**PROBLEM DETAILS**
Copy out all the data, word for word.

** START AVAILABLE DATA **

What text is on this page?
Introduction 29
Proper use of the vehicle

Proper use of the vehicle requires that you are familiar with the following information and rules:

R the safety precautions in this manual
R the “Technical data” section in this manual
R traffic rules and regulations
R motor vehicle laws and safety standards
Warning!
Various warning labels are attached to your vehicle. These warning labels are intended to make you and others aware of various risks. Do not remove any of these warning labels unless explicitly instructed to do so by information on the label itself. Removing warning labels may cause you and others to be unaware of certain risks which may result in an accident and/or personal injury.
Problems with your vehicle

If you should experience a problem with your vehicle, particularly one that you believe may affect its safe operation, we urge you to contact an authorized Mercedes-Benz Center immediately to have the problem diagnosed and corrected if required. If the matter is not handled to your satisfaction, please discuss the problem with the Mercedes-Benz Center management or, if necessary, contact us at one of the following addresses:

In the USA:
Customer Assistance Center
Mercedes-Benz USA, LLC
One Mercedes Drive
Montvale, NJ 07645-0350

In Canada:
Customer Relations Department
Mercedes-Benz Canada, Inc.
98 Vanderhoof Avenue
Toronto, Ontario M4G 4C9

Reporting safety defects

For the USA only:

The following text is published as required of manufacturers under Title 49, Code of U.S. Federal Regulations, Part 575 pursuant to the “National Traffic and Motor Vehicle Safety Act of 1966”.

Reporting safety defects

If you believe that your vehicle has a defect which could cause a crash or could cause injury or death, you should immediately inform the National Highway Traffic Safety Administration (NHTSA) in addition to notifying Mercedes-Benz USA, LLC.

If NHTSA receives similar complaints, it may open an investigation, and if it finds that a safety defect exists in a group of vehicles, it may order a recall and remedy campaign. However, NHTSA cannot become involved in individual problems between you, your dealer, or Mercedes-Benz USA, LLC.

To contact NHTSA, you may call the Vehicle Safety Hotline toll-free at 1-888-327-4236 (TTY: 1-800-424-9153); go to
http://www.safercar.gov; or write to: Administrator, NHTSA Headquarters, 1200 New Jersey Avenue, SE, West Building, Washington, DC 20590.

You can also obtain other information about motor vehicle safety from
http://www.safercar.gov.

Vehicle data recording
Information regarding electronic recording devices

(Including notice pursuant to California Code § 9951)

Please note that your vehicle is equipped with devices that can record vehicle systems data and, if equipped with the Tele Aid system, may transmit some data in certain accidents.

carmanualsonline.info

** END AVAILABLE DATA **

**SOLUTION BELOW**
What text is on this page?
Introduction 29
Proper use of the vehicle

Proper use of the vehicle requires that you are familiar with the following information and rules:

R the safety precautions in this manual
R the “Technical data” section in this manual
R traffic rules and regulations
R motor vehicle laws and safety standards
Warning!
Various warning labels are attached to your vehicle. These warning labels are intended to make you and others aware of various risks. Do not remove any of these warning labels unless explicitly instructed to do so by information on the label itself. Removing warning labels may cause you and others to be unaware of certain risks which may result in an accident and/or personal injury.
Problems with your vehicle

If you should experience a problem with your vehicle, particularly one that you believe may affect its safe operation, we urge you to contact an authorized Mercedes-Benz Center immediately to have the problem diagnosed and corrected if required. If the matter is not handled to your satisfaction, please discuss the problem with the Mercedes-Benz Center management or, if necessary, contact us at one of the following addresses:

In the USA:
Customer Assistance Center
Mercedes-Benz USA, LLC
One Mercedes Drive
Montvale, NJ 07645-0350

In Canada:
Customer Relations Department
Mercedes-Benz Canada, Inc.
98 Vanderhoof Avenue
Toronto, Ontario M4G 4C9

Reporting safety defects

For the USA only:

The following text is published as required of manufacturers under Title 49, Code of U.S. Federal Regulations, Part 575 pursuant to the “National Traffic and Motor Vehicle Safety Act of 1966”.

Reporting safety defects

If you believe that your vehicle has a defect which could cause a crash or could cause injury or death, you should immediately inform the National Highway Traffic Safety Administration (NHTSA) in addition to notifying Mercedes-Benz USA, LLC.

If NHTSA receives similar complaints, it may open an investigation, and if it finds that a safety defect exists in a group of vehicles, it may order a recall and remedy campaign. However, NHTSA cannot become involved in individual problems between you, your dealer, or Mercedes-Benz USA, LLC.

To contact NHTSA, you may call the Vehicle Safety Hotline toll-free at 1-888-327-4236 (TTY: 1-800-424-9153); go to
http://www.safercar.gov; or write to: Administrator, NHTSA Headquarters, 1200 New Jersey Avenue, SE, West Building, Washington, DC 20590.

You can also obtain other information about motor vehicle safety from
http://www.safercar.gov.

Vehicle data recording
Information regarding electronic recording devices

(Including notice pursuant to California Code § 9951)

Please note that your vehicle is equipped with devices that can record vehicle systems data and, if equipped with the Tele Aid system, may transmit some data in certain accidents.

carmanualsonline.info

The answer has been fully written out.